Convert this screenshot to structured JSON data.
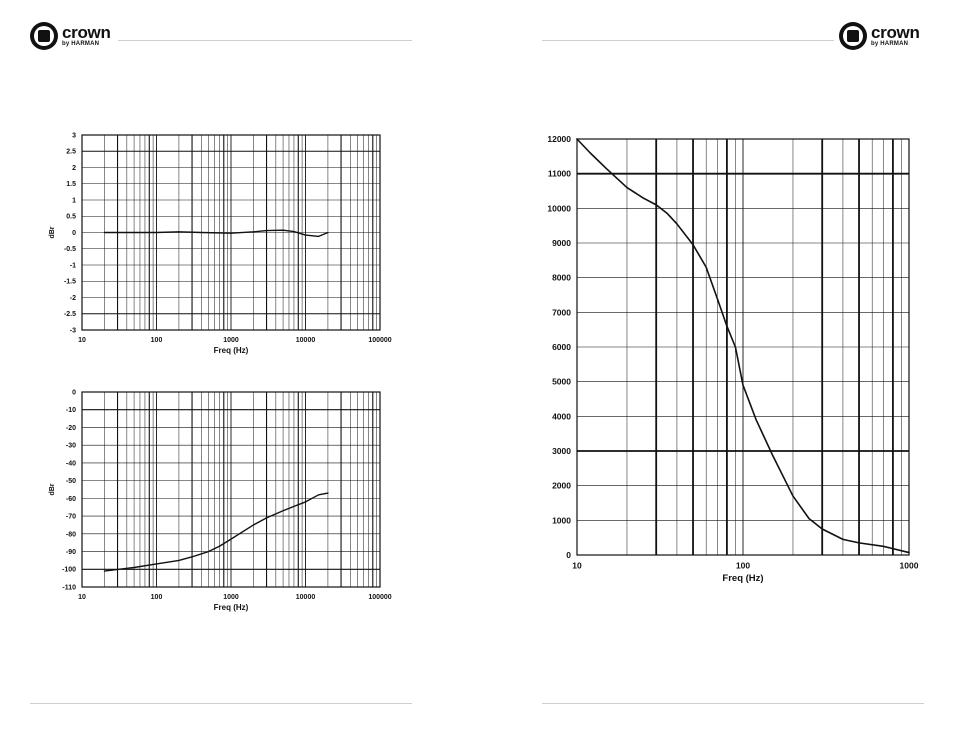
{
  "brand": {
    "name": "crown",
    "sub": "by HARMAN"
  },
  "chart_data": [
    {
      "type": "line",
      "xlabel": "Freq (Hz)",
      "ylabel": "dBr",
      "xscale": "log",
      "xlim": [
        10,
        100000
      ],
      "ylim": [
        -3,
        3
      ],
      "grid": true,
      "x_tick_labels": [
        "10",
        "100",
        "1000",
        "10000",
        "100000"
      ],
      "y_tick_labels": [
        "3",
        "2.5",
        "2",
        "1.5",
        "1",
        "0.5",
        "0",
        "-0.5",
        "-1",
        "-1.5",
        "-2",
        "-2.5",
        "-3"
      ],
      "series": [
        {
          "x": [
            20,
            40,
            100,
            200,
            400,
            1000,
            2000,
            3000,
            5000,
            7000,
            10000,
            15000,
            20000
          ],
          "y": [
            0.0,
            0.0,
            0.0,
            0.02,
            0.0,
            -0.02,
            0.02,
            0.06,
            0.07,
            0.03,
            -0.08,
            -0.12,
            0.0
          ]
        }
      ]
    },
    {
      "type": "line",
      "xlabel": "Freq (Hz)",
      "ylabel": "dBr",
      "xscale": "log",
      "xlim": [
        10,
        100000
      ],
      "ylim": [
        -110,
        0
      ],
      "grid": true,
      "x_tick_labels": [
        "10",
        "100",
        "1000",
        "10000",
        "100000"
      ],
      "y_tick_labels": [
        "0",
        "-10",
        "-20",
        "-30",
        "-40",
        "-50",
        "-60",
        "-70",
        "-80",
        "-90",
        "-100",
        "-110"
      ],
      "series": [
        {
          "x": [
            20,
            50,
            100,
            200,
            300,
            500,
            700,
            1000,
            2000,
            3000,
            5000,
            7000,
            10000,
            15000,
            20000
          ],
          "y": [
            -101,
            -99,
            -97,
            -95,
            -93,
            -90,
            -87,
            -83,
            -75,
            -71,
            -67,
            -64.5,
            -62,
            -58,
            -57
          ]
        }
      ]
    },
    {
      "type": "line",
      "xlabel": "Freq (Hz)",
      "ylabel": "",
      "xscale": "log",
      "xlim": [
        10,
        1000
      ],
      "ylim": [
        0,
        12000
      ],
      "grid": true,
      "x_tick_labels": [
        "10",
        "100",
        "1000"
      ],
      "y_tick_labels": [
        "12000",
        "11000",
        "10000",
        "9000",
        "8000",
        "7000",
        "6000",
        "5000",
        "4000",
        "3000",
        "2000",
        "1000",
        "0"
      ],
      "series": [
        {
          "x": [
            10,
            12,
            15,
            20,
            25,
            30,
            35,
            40,
            50,
            60,
            70,
            80,
            90,
            100,
            120,
            150,
            200,
            250,
            300,
            400,
            500,
            700,
            1000
          ],
          "y": [
            12000,
            11600,
            11150,
            10600,
            10300,
            10100,
            9850,
            9550,
            8950,
            8300,
            7400,
            6600,
            6000,
            4900,
            3900,
            2900,
            1700,
            1050,
            750,
            450,
            350,
            250,
            70
          ]
        }
      ]
    }
  ]
}
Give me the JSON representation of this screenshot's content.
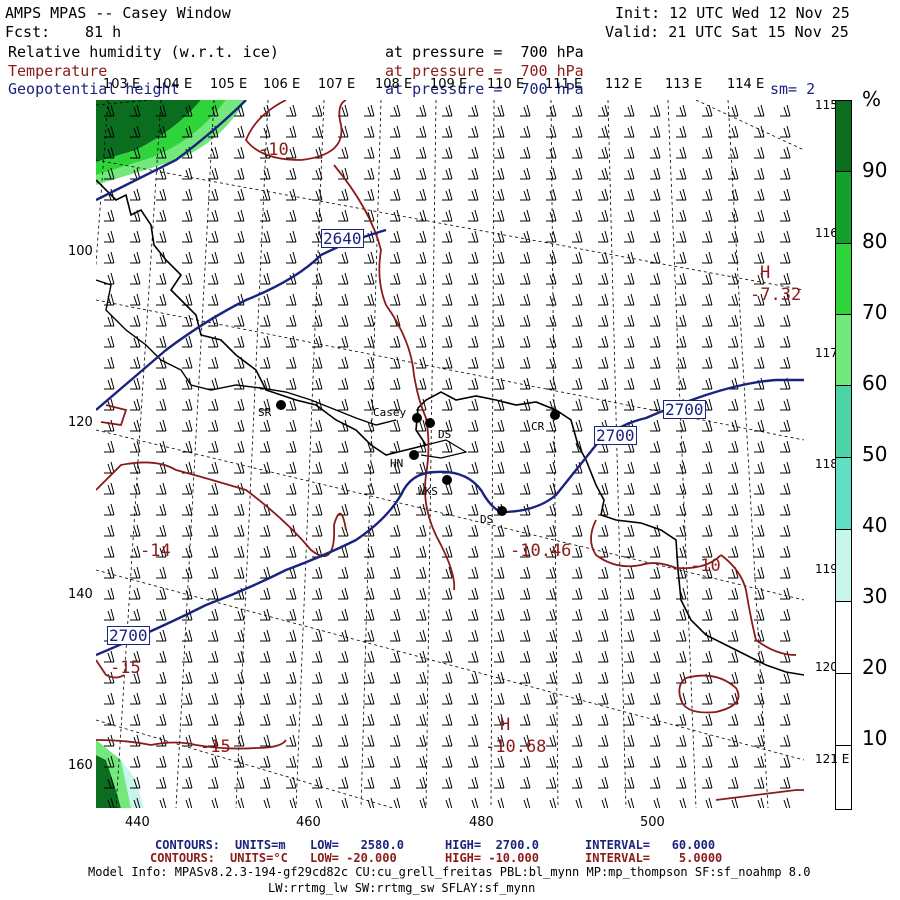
***
Would you return the data exactly as written, without the pictures?

→ **Right answer**
Convert this screenshot to structured JSON data.
{
  "brand": {
    "name": "crown",
    "sub": "by HARMAN"
  },
  "chart_data": [
    {
      "type": "line",
      "xlabel": "Freq (Hz)",
      "ylabel": "dBr",
      "xscale": "log",
      "xlim": [
        10,
        100000
      ],
      "ylim": [
        -3,
        3
      ],
      "grid": true,
      "x_tick_labels": [
        "10",
        "100",
        "1000",
        "10000",
        "100000"
      ],
      "y_tick_labels": [
        "3",
        "2.5",
        "2",
        "1.5",
        "1",
        "0.5",
        "0",
        "-0.5",
        "-1",
        "-1.5",
        "-2",
        "-2.5",
        "-3"
      ],
      "series": [
        {
          "x": [
            20,
            40,
            100,
            200,
            400,
            1000,
            2000,
            3000,
            5000,
            7000,
            10000,
            15000,
            20000
          ],
          "y": [
            0.0,
            0.0,
            0.0,
            0.02,
            0.0,
            -0.02,
            0.02,
            0.06,
            0.07,
            0.03,
            -0.08,
            -0.12,
            0.0
          ]
        }
      ]
    },
    {
      "type": "line",
      "xlabel": "Freq (Hz)",
      "ylabel": "dBr",
      "xscale": "log",
      "xlim": [
        10,
        100000
      ],
      "ylim": [
        -110,
        0
      ],
      "grid": true,
      "x_tick_labels": [
        "10",
        "100",
        "1000",
        "10000",
        "100000"
      ],
      "y_tick_labels": [
        "0",
        "-10",
        "-20",
        "-30",
        "-40",
        "-50",
        "-60",
        "-70",
        "-80",
        "-90",
        "-100",
        "-110"
      ],
      "series": [
        {
          "x": [
            20,
            50,
            100,
            200,
            300,
            500,
            700,
            1000,
            2000,
            3000,
            5000,
            7000,
            10000,
            15000,
            20000
          ],
          "y": [
            -101,
            -99,
            -97,
            -95,
            -93,
            -90,
            -87,
            -83,
            -75,
            -71,
            -67,
            -64.5,
            -62,
            -58,
            -57
          ]
        }
      ]
    },
    {
      "type": "line",
      "xlabel": "Freq (Hz)",
      "ylabel": "",
      "xscale": "log",
      "xlim": [
        10,
        1000
      ],
      "ylim": [
        0,
        12000
      ],
      "grid": true,
      "x_tick_labels": [
        "10",
        "100",
        "1000"
      ],
      "y_tick_labels": [
        "12000",
        "11000",
        "10000",
        "9000",
        "8000",
        "7000",
        "6000",
        "5000",
        "4000",
        "3000",
        "2000",
        "1000",
        "0"
      ],
      "series": [
        {
          "x": [
            10,
            12,
            15,
            20,
            25,
            30,
            35,
            40,
            50,
            60,
            70,
            80,
            90,
            100,
            120,
            150,
            200,
            250,
            300,
            400,
            500,
            700,
            1000
          ],
          "y": [
            12000,
            11600,
            11150,
            10600,
            10300,
            10100,
            9850,
            9550,
            8950,
            8300,
            7400,
            6600,
            6000,
            4900,
            3900,
            2900,
            1700,
            1050,
            750,
            450,
            350,
            250,
            70
          ]
        }
      ]
    }
  ]
}
Give me the JSON representation of this screenshot's content.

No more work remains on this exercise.